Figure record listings
--------------------------------
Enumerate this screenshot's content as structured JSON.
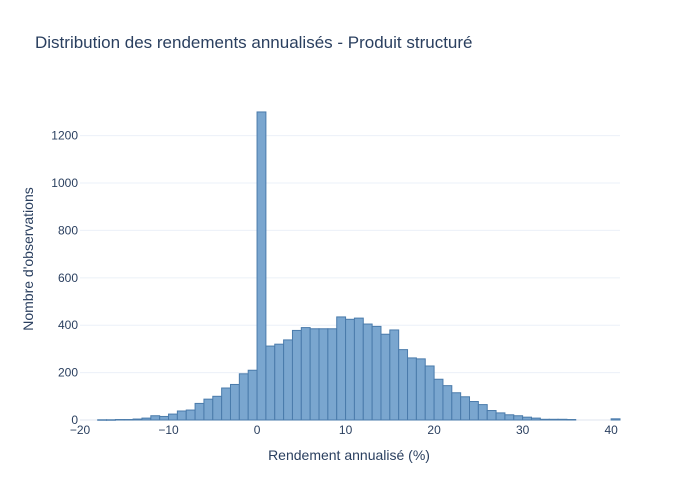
{
  "chart_data": {
    "type": "bar",
    "title": "Distribution des rendements annualisés - Produit structuré",
    "xlabel": "Rendement annualisé (%)",
    "ylabel": "Nombre d'observations",
    "xlim": [
      -20,
      41
    ],
    "ylim": [
      0,
      1380
    ],
    "x_ticks": [
      -20,
      -10,
      0,
      10,
      20,
      30,
      40
    ],
    "x_tick_labels": [
      "−20",
      "−10",
      "0",
      "10",
      "20",
      "30",
      "40"
    ],
    "y_ticks": [
      0,
      200,
      400,
      600,
      800,
      1000,
      1200
    ],
    "y_tick_labels": [
      "0",
      "200",
      "400",
      "600",
      "800",
      "1000",
      "1200"
    ],
    "bin_width": 1,
    "bins_start": [
      -20,
      -19,
      -18,
      -17,
      -16,
      -15,
      -14,
      -13,
      -12,
      -11,
      -10,
      -9,
      -8,
      -7,
      -6,
      -5,
      -4,
      -3,
      -2,
      -1,
      0,
      1,
      2,
      3,
      4,
      5,
      6,
      7,
      8,
      9,
      10,
      11,
      12,
      13,
      14,
      15,
      16,
      17,
      18,
      19,
      20,
      21,
      22,
      23,
      24,
      25,
      26,
      27,
      28,
      29,
      30,
      31,
      32,
      33,
      34,
      35,
      36,
      37,
      38,
      39,
      40
    ],
    "values": [
      0,
      0,
      1,
      1,
      2,
      2,
      4,
      8,
      18,
      15,
      25,
      38,
      42,
      70,
      88,
      100,
      135,
      150,
      195,
      210,
      1300,
      312,
      320,
      338,
      378,
      390,
      385,
      385,
      385,
      435,
      425,
      430,
      405,
      395,
      362,
      380,
      297,
      262,
      258,
      228,
      172,
      145,
      115,
      98,
      78,
      65,
      40,
      30,
      22,
      18,
      12,
      8,
      3,
      3,
      3,
      2,
      0,
      0,
      0,
      0,
      5
    ],
    "bar_color": "#7aa6cf",
    "bar_edge_color": "#4a7bab",
    "grid": true,
    "legend": "none"
  }
}
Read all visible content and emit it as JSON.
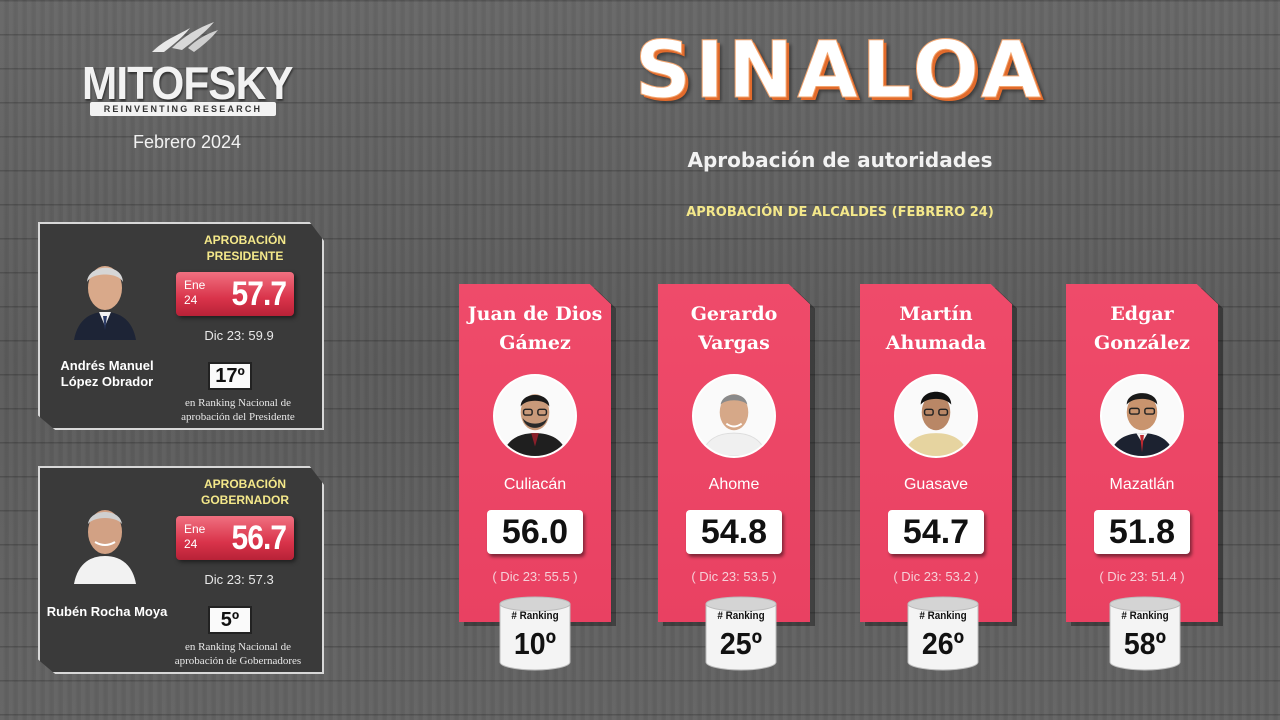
{
  "brand": {
    "name": "MITOFSKY",
    "tagline": "REINVENTING RESEARCH",
    "date": "Febrero 2024"
  },
  "header": {
    "title": "SINALOA",
    "subtitle": "Aprobación de autoridades",
    "section_label": "APROBACIÓN DE ALCALDES (FEBRERO 24)"
  },
  "officials": [
    {
      "name": "Andrés Manuel López Obrador",
      "approval_title": "APROBACIÓN PRESIDENTE",
      "period": "Ene 24",
      "score": "57.7",
      "previous": "Dic 23: 59.9",
      "rank": "17º",
      "rank_caption": "en Ranking Nacional de aprobación del Presidente"
    },
    {
      "name": "Rubén Rocha Moya",
      "approval_title": "APROBACIÓN GOBERNADOR",
      "period": "Ene 24",
      "score": "56.7",
      "previous": "Dic 23: 57.3",
      "rank": "5º",
      "rank_caption": "en Ranking Nacional de aprobación de Gobernadores"
    }
  ],
  "mayors": [
    {
      "name": "Juan de Dios Gámez",
      "city": "Culiacán",
      "score": "56.0",
      "previous": "( Dic 23: 55.5 )",
      "ranking_label": "# Ranking",
      "ranking": "10º"
    },
    {
      "name": "Gerardo Vargas",
      "city": "Ahome",
      "score": "54.8",
      "previous": "( Dic 23: 53.5 )",
      "ranking_label": "# Ranking",
      "ranking": "25º"
    },
    {
      "name": "Martín Ahumada",
      "city": "Guasave",
      "score": "54.7",
      "previous": "( Dic 23: 53.2 )",
      "ranking_label": "# Ranking",
      "ranking": "26º"
    },
    {
      "name": "Edgar González",
      "city": "Mazatlán",
      "score": "51.8",
      "previous": "( Dic 23: 51.4 )",
      "ranking_label": "# Ranking",
      "ranking": "58º"
    }
  ],
  "colors": {
    "card_pink": "#e94162",
    "score_red": "#d9334a",
    "accent_yellow": "#f4e88a",
    "title_orange": "#e26b2c"
  }
}
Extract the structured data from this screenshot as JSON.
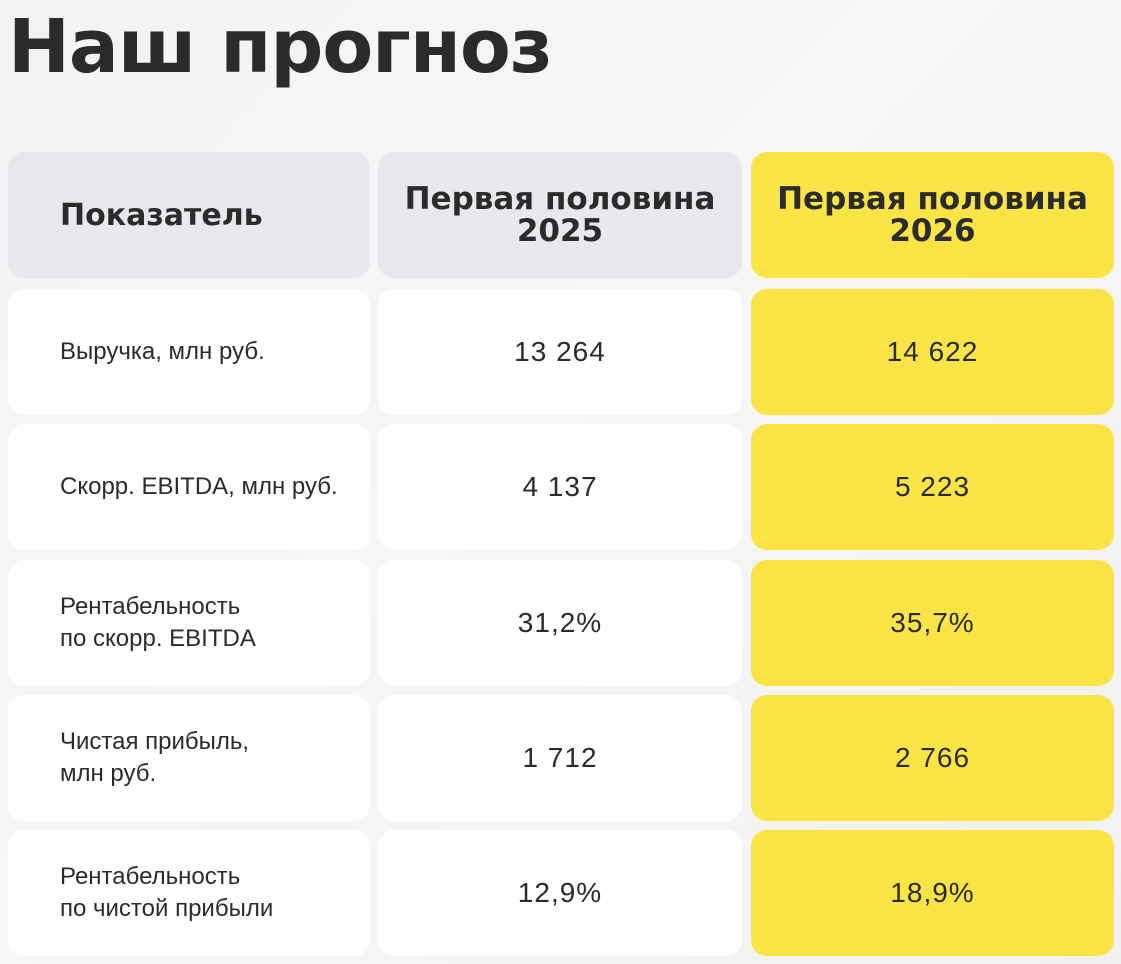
{
  "title": "Наш прогноз",
  "header": {
    "indicator": "Показатель",
    "col1_line1": "Первая половина",
    "col1_line2": "2025",
    "col2_line1": "Первая половина",
    "col2_line2": "2026"
  },
  "rows": [
    {
      "label_line1": "Выручка, млн руб.",
      "label_line2": "",
      "v2025": "13 264",
      "v2026": "14 622"
    },
    {
      "label_line1": "Скорр. EBITDA, млн руб.",
      "label_line2": "",
      "v2025": "4 137",
      "v2026": "5 223"
    },
    {
      "label_line1": "Рентабельность",
      "label_line2": "по скорр. EBITDA",
      "v2025": "31,2%",
      "v2026": "35,7%"
    },
    {
      "label_line1": "Чистая прибыль,",
      "label_line2": "млн руб.",
      "v2025": "1 712",
      "v2026": "2 766"
    },
    {
      "label_line1": "Рентабельность",
      "label_line2": "по чистой прибыли",
      "v2025": "12,9%",
      "v2026": "18,9%"
    }
  ],
  "colors": {
    "accent_yellow": "#fbe446",
    "header_gray": "#e9e8ee",
    "text_dark": "#2b2b2b"
  }
}
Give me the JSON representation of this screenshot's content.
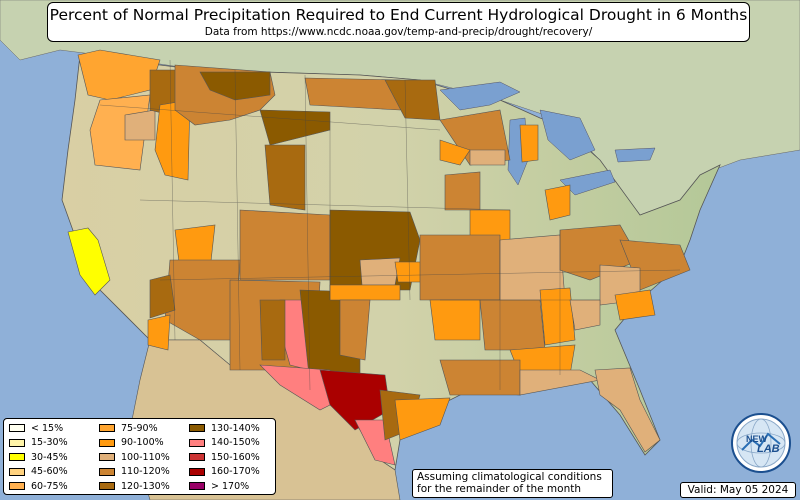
{
  "header": {
    "title": "Percent of Normal Precipitation Required to End Current Hydrological Drought in 6 Months",
    "subtitle": "Data from https://www.ncdc.noaa.gov/temp-and-precip/drought/recovery/"
  },
  "legend": {
    "items": [
      {
        "label": "< 15%",
        "color": "#fffff0"
      },
      {
        "label": "15-30%",
        "color": "#fff4a8"
      },
      {
        "label": "30-45%",
        "color": "#ffff00"
      },
      {
        "label": "45-60%",
        "color": "#ffd27f"
      },
      {
        "label": "60-75%",
        "color": "#ffb050"
      },
      {
        "label": "75-90%",
        "color": "#ffa530"
      },
      {
        "label": "90-100%",
        "color": "#ff9a10"
      },
      {
        "label": "100-110%",
        "color": "#e0b07a"
      },
      {
        "label": "110-120%",
        "color": "#cc8433"
      },
      {
        "label": "120-130%",
        "color": "#a86a10"
      },
      {
        "label": "130-140%",
        "color": "#8b5a00"
      },
      {
        "label": "140-150%",
        "color": "#ff7f7f"
      },
      {
        "label": "150-160%",
        "color": "#cc3333"
      },
      {
        "label": "160-170%",
        "color": "#aa0000"
      },
      {
        "label": "> 170%",
        "color": "#990066"
      }
    ]
  },
  "note": {
    "line1": "Assuming climatological conditions",
    "line2": "for the remainder of the month"
  },
  "valid": "Valid: May 05 2024",
  "logo": {
    "text_top": "NEW",
    "text_bottom": "LAB"
  },
  "colors": {
    "ocean": "#8fb0d8",
    "land": "#d6d0a8",
    "land_east": "#b8c89a",
    "canada": "#c8d4b4",
    "mexico": "#dcc89c",
    "lakes": "#7aa0d0"
  }
}
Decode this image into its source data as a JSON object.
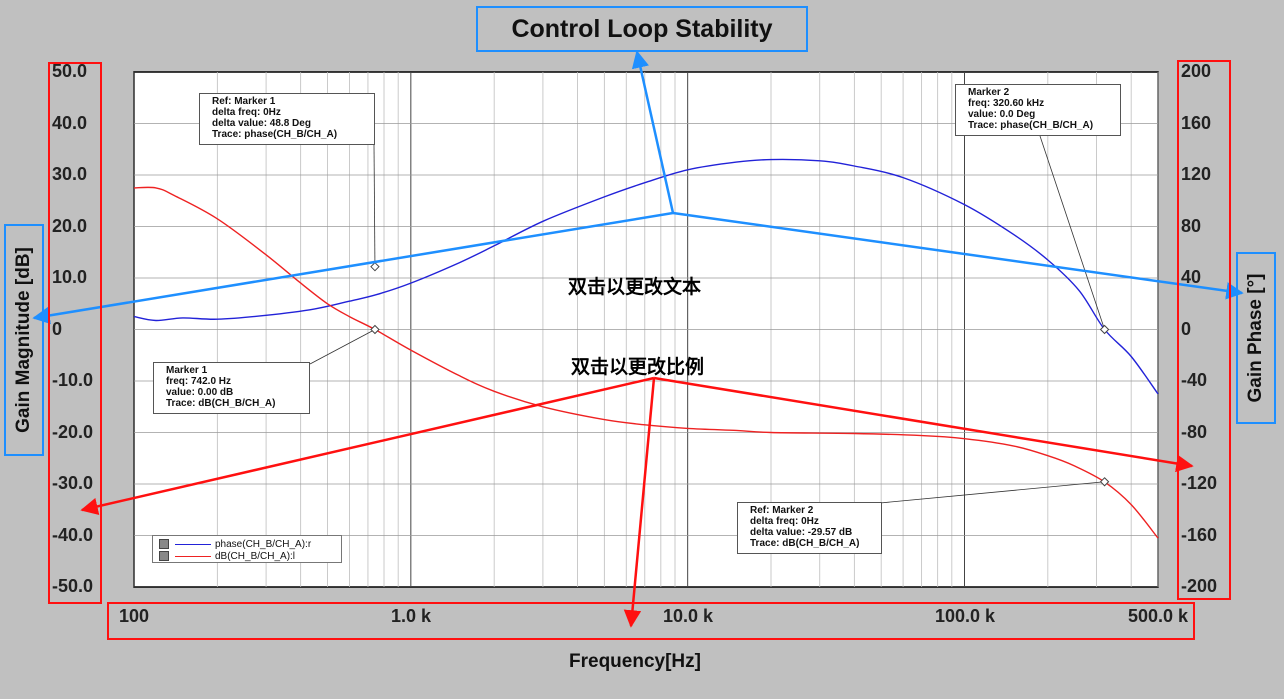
{
  "title": "Control Loop Stability",
  "overlay_text_1": "双击以更改文本",
  "overlay_text_2": "双击以更改比例",
  "colors": {
    "phase": "#2222d8",
    "gain": "#ee2222",
    "annot_blue": "#1e8fff",
    "annot_red": "#ff1010",
    "bg": "#c0c0c0"
  },
  "chart_data": {
    "type": "line",
    "xlabel": "Frequency[Hz]",
    "x_scale": "log",
    "xlim": [
      100,
      500000
    ],
    "x_ticks": [
      "100",
      "1.0 k",
      "10.0 k",
      "100.0 k",
      "500.0 k"
    ],
    "ylabel_left": "Gain Magnitude [dB]",
    "ylim_left": [
      -50,
      50
    ],
    "y_ticks_left": [
      "50.0",
      "40.0",
      "30.0",
      "20.0",
      "10.0",
      "0",
      "-10.0",
      "-20.0",
      "-30.0",
      "-40.0",
      "-50.0"
    ],
    "ylabel_right": "Gain Phase [°]",
    "ylim_right": [
      -200,
      200
    ],
    "y_ticks_right": [
      "200",
      "160",
      "120",
      "80",
      "40",
      "0",
      "-40",
      "-80",
      "-120",
      "-160",
      "-200"
    ],
    "grid": true,
    "legend_position": "bottom-left",
    "series": [
      {
        "name": "phase(CH_B/CH_A):r",
        "axis": "right",
        "x": [
          100,
          120,
          150,
          200,
          300,
          450,
          600,
          750,
          1000,
          1500,
          2000,
          3000,
          5000,
          7000,
          10000,
          15000,
          20000,
          30000,
          40000,
          60000,
          100000,
          150000,
          200000,
          260000,
          320600,
          400000,
          500000
        ],
        "y": [
          10,
          7,
          9,
          8,
          11,
          16,
          22,
          27,
          36,
          52,
          65,
          84,
          103,
          114,
          124,
          130,
          132,
          131,
          127,
          118,
          97,
          74,
          54,
          30,
          0,
          -21,
          -50
        ]
      },
      {
        "name": "dB(CH_B/CH_A):l",
        "axis": "left",
        "x": [
          100,
          120,
          140,
          200,
          300,
          400,
          500,
          600,
          742,
          1000,
          1500,
          2000,
          3000,
          5000,
          7000,
          10000,
          15000,
          20000,
          40000,
          70000,
          100000,
          150000,
          200000,
          250000,
          320600,
          400000,
          500000
        ],
        "y": [
          27.5,
          27.5,
          26,
          21.5,
          14.5,
          9,
          5,
          2.5,
          0,
          -4,
          -9,
          -12,
          -15,
          -17.5,
          -18.5,
          -19.2,
          -19.6,
          -20,
          -20.2,
          -20.6,
          -21.2,
          -22.6,
          -24.5,
          -26.5,
          -29.6,
          -34,
          -40.5
        ]
      }
    ],
    "markers": [
      {
        "lines": [
          "Ref: Marker 1",
          "delta freq: 0Hz",
          "delta value: 48.8  Deg",
          "Trace: phase(CH_B/CH_A)"
        ]
      },
      {
        "lines": [
          "Marker 1",
          "freq: 742.0  Hz",
          "value: 0.00  dB",
          "Trace: dB(CH_B/CH_A)"
        ]
      },
      {
        "lines": [
          "Marker 2",
          "freq: 320.60 kHz",
          "value: 0.0  Deg",
          "Trace: phase(CH_B/CH_A)"
        ]
      },
      {
        "lines": [
          "Ref: Marker 2",
          "delta freq: 0Hz",
          "delta value: -29.57  dB",
          "Trace: dB(CH_B/CH_A)"
        ]
      }
    ]
  }
}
--------------------------------
▶ **STATED GOAL**: Choose all lines containing the string "Первая" and copy them out.

▶ **RESPONSE**:
    "col1_line1": "Первая половина",
    "col2_line1": "Первая половина",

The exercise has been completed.